**Records shown:**
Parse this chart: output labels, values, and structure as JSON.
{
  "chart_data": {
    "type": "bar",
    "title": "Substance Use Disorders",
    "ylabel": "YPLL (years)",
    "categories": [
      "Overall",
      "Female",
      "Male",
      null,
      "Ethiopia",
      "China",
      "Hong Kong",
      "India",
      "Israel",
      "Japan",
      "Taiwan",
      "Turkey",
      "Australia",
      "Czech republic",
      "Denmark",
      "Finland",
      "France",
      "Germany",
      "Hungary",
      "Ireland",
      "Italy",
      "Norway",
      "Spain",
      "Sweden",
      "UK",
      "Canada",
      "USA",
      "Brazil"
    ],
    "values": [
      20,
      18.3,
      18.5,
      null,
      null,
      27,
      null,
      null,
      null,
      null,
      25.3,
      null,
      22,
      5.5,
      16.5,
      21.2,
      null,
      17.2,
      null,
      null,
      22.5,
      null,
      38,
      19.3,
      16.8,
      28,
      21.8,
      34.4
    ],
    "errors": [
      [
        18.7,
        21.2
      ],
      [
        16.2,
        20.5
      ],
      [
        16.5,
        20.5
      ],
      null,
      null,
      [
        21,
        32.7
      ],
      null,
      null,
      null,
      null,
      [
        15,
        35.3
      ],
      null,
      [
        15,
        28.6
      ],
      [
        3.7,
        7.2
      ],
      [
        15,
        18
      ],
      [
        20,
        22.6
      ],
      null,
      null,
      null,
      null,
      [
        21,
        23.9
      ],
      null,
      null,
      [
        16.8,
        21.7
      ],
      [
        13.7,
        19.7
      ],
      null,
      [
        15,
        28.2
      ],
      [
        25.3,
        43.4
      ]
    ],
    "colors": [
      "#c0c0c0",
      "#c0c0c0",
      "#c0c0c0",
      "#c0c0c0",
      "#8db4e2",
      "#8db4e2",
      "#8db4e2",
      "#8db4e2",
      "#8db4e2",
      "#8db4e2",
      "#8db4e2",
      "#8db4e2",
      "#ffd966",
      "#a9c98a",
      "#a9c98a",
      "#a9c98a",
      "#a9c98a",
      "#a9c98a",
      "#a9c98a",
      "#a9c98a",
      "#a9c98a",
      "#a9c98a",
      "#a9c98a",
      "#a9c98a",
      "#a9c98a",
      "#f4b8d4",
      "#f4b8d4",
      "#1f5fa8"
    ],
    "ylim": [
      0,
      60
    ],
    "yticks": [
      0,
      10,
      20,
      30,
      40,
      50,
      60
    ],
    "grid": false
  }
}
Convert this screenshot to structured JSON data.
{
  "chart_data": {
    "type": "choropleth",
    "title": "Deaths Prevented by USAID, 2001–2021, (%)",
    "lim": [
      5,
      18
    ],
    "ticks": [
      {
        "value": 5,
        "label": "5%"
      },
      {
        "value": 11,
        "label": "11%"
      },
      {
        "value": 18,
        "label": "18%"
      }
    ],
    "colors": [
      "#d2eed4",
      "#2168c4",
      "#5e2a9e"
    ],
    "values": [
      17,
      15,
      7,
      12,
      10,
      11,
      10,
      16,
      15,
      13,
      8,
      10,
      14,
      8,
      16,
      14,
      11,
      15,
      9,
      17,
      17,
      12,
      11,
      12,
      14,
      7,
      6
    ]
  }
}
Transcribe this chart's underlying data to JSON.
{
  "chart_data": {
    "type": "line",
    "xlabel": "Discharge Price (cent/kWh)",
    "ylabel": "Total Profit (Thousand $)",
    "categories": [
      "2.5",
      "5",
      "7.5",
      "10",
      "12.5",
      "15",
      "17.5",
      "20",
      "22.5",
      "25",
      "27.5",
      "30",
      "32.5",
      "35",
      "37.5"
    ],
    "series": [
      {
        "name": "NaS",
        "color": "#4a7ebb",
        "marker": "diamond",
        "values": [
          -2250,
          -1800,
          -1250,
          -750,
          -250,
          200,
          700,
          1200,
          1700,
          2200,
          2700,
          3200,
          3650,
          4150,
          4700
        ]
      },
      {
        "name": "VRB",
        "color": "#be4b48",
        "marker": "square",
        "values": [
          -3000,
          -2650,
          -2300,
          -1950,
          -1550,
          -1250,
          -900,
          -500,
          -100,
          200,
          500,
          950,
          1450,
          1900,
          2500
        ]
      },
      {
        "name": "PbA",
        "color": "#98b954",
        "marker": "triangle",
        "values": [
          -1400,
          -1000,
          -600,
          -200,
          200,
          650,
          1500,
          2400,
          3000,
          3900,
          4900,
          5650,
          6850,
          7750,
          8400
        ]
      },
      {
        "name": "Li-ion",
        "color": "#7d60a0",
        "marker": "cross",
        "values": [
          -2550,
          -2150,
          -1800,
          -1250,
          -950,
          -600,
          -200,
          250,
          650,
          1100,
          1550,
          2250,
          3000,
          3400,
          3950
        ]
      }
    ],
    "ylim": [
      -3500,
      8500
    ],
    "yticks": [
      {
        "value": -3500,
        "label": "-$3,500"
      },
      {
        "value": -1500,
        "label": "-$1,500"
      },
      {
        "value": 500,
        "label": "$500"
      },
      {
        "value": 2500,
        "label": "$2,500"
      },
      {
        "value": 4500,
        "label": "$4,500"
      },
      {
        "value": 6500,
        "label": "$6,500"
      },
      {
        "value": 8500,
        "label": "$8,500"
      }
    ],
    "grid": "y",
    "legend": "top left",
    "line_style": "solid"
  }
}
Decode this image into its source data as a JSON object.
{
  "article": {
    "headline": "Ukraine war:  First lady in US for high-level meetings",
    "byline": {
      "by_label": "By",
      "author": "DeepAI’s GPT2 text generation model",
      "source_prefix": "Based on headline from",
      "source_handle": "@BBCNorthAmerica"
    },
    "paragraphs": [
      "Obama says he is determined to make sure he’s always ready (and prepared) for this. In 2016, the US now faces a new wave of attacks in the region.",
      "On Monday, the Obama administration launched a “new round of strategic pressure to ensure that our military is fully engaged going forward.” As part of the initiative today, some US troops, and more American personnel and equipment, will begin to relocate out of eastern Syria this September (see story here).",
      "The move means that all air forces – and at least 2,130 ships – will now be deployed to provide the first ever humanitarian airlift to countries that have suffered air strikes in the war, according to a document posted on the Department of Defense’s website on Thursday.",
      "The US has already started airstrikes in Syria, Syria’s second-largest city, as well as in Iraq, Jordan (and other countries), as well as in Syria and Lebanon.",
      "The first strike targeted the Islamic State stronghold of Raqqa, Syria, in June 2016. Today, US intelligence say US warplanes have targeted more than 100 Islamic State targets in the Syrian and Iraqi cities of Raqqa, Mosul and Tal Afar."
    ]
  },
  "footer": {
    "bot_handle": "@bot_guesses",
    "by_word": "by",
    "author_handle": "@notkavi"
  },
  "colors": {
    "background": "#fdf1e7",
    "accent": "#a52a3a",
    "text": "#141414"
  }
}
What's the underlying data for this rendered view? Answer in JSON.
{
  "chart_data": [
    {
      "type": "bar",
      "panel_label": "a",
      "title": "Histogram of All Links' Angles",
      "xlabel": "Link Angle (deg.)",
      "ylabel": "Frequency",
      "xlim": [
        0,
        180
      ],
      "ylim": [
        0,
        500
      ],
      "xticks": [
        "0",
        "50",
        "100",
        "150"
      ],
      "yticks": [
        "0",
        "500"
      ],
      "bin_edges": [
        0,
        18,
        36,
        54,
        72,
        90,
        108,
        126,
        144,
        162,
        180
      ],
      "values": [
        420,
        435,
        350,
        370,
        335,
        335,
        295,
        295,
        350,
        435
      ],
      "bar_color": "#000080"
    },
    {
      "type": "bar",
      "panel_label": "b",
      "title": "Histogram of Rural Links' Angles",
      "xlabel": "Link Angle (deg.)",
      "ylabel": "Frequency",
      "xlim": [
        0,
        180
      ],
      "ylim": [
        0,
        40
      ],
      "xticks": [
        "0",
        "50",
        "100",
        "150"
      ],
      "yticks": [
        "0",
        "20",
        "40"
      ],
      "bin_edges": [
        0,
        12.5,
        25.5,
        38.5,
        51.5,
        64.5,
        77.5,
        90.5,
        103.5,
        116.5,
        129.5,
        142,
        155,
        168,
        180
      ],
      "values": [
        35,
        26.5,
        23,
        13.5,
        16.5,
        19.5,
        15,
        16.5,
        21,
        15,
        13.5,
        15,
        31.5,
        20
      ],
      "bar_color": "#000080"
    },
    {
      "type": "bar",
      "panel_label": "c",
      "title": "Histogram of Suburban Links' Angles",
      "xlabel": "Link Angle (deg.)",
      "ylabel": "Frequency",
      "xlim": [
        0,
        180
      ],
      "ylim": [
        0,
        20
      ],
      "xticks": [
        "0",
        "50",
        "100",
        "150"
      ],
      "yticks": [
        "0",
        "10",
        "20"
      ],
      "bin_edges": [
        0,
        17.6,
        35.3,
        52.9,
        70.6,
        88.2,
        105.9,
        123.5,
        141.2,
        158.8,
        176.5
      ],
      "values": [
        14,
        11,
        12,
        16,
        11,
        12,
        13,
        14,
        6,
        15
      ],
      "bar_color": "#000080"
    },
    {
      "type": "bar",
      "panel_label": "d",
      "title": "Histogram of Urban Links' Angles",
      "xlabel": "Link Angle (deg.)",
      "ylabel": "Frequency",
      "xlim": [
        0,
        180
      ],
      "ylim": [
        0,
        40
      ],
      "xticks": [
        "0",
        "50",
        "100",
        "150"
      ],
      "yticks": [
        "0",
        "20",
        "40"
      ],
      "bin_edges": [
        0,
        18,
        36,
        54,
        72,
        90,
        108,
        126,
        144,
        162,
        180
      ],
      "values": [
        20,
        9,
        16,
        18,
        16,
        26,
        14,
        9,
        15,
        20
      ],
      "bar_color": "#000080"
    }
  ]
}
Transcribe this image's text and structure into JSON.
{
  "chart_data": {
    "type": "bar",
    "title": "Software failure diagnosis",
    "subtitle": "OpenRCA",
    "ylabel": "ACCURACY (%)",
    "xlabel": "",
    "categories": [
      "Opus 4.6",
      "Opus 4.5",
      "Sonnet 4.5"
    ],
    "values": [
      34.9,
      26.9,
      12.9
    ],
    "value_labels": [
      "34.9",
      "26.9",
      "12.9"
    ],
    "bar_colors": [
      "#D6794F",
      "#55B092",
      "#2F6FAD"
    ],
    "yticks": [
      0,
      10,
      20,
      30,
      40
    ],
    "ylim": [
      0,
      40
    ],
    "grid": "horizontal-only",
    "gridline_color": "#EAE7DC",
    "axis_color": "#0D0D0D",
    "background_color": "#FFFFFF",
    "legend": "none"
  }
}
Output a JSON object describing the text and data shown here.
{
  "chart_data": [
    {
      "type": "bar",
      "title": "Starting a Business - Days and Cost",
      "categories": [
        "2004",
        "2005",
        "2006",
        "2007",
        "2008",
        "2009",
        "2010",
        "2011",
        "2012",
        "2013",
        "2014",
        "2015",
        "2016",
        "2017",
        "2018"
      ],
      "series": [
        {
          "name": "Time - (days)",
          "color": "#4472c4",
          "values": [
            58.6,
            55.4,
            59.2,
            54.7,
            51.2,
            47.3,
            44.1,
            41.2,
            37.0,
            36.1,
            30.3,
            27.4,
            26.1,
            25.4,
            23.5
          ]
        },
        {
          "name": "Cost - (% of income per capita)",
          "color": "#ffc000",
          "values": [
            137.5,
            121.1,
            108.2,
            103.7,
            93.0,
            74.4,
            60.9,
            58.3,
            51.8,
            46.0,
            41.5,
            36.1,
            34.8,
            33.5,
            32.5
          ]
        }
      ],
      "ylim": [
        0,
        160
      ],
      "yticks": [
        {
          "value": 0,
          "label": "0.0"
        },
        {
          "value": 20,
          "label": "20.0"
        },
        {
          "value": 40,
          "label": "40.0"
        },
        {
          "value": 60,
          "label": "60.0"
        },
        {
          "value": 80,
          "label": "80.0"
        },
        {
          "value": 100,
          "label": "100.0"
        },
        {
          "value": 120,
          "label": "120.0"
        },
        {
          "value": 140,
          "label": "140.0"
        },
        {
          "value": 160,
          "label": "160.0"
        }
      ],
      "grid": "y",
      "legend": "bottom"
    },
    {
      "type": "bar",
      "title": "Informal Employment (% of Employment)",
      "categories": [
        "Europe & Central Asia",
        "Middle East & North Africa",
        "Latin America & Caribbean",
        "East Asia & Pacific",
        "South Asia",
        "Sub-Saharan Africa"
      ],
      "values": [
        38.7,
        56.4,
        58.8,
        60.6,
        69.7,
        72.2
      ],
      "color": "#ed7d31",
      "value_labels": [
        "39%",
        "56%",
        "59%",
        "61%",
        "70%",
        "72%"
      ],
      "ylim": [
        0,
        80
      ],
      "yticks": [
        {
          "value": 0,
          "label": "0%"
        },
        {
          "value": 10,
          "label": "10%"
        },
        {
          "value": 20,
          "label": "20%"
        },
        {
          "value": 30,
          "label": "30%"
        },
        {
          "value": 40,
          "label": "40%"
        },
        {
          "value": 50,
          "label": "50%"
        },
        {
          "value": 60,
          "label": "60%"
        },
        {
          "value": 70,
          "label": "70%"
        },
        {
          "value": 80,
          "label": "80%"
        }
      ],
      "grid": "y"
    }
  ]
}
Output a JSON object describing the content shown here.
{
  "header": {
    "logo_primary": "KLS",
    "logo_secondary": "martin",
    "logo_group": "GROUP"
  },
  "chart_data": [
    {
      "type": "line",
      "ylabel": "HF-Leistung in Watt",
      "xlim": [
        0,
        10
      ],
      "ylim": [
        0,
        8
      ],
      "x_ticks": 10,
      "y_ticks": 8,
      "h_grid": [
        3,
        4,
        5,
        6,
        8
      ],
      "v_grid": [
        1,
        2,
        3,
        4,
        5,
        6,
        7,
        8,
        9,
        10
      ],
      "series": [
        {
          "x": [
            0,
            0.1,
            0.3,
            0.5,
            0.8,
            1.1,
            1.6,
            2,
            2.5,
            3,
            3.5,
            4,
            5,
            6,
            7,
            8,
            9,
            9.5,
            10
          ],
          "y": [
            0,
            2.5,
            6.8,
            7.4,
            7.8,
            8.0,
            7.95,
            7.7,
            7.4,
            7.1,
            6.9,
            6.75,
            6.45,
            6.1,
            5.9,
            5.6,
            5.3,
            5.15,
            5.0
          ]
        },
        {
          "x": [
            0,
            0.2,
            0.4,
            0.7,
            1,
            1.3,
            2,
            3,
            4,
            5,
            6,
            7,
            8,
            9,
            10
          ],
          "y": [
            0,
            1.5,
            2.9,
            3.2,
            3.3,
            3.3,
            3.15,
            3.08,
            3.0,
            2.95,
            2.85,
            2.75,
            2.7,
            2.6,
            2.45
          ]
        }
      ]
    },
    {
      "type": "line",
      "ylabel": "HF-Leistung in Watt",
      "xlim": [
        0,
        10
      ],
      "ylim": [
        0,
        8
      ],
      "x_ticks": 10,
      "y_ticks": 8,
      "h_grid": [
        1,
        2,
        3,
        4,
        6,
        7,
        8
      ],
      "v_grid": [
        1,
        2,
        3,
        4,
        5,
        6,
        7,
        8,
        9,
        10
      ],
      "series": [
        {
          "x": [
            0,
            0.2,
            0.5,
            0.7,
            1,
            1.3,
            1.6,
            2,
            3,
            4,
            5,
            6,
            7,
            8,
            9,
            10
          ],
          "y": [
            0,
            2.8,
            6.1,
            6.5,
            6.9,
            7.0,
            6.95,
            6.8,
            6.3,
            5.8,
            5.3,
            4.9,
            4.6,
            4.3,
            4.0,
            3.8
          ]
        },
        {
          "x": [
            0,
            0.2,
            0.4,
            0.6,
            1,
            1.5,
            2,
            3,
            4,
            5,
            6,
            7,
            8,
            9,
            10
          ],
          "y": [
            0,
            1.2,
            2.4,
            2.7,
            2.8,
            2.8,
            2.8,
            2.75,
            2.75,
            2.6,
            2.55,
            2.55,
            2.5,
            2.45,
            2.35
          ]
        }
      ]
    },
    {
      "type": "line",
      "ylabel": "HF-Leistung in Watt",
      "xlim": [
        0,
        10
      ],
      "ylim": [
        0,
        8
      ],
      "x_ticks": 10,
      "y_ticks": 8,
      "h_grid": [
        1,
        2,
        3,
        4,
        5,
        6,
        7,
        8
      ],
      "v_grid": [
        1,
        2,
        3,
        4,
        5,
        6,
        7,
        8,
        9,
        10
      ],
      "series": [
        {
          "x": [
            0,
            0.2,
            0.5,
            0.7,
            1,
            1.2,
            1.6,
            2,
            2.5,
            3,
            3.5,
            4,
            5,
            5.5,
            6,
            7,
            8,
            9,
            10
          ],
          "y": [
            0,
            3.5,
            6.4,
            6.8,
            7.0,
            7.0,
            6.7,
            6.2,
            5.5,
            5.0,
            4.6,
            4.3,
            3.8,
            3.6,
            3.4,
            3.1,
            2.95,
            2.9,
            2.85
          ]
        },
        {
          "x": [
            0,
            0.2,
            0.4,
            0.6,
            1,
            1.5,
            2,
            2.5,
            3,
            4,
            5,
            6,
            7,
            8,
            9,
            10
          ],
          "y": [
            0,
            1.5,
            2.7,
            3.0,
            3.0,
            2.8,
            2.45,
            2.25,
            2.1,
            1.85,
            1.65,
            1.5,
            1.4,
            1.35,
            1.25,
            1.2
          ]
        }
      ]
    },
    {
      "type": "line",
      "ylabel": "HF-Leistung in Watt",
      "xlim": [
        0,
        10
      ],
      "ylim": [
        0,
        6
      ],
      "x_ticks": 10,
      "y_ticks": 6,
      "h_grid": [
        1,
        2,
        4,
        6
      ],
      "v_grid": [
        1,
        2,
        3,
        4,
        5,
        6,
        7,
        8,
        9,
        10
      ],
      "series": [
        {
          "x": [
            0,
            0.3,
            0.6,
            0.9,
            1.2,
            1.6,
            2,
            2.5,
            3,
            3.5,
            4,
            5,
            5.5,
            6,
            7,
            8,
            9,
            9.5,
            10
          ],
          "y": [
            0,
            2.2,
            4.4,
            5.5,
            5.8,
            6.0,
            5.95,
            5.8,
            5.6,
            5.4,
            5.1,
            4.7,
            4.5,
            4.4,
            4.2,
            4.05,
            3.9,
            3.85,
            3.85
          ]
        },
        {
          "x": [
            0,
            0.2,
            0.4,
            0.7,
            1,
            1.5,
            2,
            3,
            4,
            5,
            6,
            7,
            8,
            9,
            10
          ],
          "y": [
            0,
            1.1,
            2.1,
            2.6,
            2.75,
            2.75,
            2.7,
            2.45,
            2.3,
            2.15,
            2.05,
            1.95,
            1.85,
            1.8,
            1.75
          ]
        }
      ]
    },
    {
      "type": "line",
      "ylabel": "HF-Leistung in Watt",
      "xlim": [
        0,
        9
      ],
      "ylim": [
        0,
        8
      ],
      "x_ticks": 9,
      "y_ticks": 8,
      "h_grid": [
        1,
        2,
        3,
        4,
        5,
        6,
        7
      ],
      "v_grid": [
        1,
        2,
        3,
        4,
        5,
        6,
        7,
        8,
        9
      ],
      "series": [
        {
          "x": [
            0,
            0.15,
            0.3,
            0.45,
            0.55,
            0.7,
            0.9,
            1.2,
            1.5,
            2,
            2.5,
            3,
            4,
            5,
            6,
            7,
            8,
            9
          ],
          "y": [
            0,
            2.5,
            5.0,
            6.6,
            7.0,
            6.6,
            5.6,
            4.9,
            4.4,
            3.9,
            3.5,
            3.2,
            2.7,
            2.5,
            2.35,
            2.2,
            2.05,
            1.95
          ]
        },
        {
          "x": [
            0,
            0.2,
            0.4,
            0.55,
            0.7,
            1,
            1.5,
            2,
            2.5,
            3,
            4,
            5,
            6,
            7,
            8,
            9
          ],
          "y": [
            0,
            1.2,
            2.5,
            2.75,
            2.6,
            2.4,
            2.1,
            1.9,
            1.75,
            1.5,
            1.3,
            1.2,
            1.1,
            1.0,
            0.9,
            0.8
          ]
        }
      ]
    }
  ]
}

**Work to complete:** Reply with nothing but the number of lines that contain the word "Links".

**Answer to the problem:** 4